## EXERCISE OBJECTIVE:
Extract the complete data exactly as given.

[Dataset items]
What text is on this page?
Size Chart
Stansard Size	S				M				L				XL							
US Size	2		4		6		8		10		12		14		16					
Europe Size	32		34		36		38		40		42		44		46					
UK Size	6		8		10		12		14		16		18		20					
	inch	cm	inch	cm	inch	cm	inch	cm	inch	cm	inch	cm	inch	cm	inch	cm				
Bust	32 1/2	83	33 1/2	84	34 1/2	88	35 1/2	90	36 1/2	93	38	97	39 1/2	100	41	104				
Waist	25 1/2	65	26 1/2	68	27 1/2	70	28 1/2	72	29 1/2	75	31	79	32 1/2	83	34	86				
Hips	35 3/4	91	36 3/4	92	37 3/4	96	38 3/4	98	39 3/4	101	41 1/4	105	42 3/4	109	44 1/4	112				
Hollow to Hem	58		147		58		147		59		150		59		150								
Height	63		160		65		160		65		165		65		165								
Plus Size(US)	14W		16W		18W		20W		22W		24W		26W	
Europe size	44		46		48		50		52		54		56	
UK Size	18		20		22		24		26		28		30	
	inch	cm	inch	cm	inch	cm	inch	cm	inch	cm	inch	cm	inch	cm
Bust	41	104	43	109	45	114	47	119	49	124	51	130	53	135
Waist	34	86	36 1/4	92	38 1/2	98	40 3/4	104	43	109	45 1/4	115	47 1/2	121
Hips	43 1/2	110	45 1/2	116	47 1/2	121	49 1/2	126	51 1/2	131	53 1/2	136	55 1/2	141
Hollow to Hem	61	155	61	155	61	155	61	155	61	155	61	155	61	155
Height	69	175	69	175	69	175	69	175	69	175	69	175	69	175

## SOLUTION TO THIS EXERCISE:
What text is on this page?
Size Chart
Stansard Size	S				M				L				XL							
US Size	2		4		6		8		10		12		14		16					
Europe Size	32		34		36		38		40		42		44		46					
UK Size	6		8		10		12		14		16		18		20					
	inch	cm	inch	cm	inch	cm	inch	cm	inch	cm	inch	cm	inch	cm	inch	cm				
Bust	32 1/2	83	33 1/2	84	34 1/2	88	35 1/2	90	36 1/2	93	38	97	39 1/2	100	41	104				
Waist	25 1/2	65	26 1/2	68	27 1/2	70	28 1/2	72	29 1/2	75	31	79	32 1/2	83	34	86				
Hips	35 3/4	91	36 3/4	92	37 3/4	96	38 3/4	98	39 3/4	101	41 1/4	105	42 3/4	109	44 1/4	112				
Hollow to Hem	58		147		58		147		59		150		59		150								
Height	63		160		65		160		65		165		65		165								
Plus Size(US)	14W		16W		18W		20W		22W		24W		26W	
Europe size	44		46		48		50		52		54		56	
UK Size	18		20		22		24		26		28		30	
	inch	cm	inch	cm	inch	cm	inch	cm	inch	cm	inch	cm	inch	cm
Bust	41	104	43	109	45	114	47	119	49	124	51	130	53	135
Waist	34	86	36 1/4	92	38 1/2	98	40 3/4	104	43	109	45 1/4	115	47 1/2	121
Hips	43 1/2	110	45 1/2	116	47 1/2	121	49 1/2	126	51 1/2	131	53 1/2	136	55 1/2	141
Hollow to Hem	61	155	61	155	61	155	61	155	61	155	61	155	61	155
Height	69	175	69	175	69	175	69	175	69	175	69	175	69	175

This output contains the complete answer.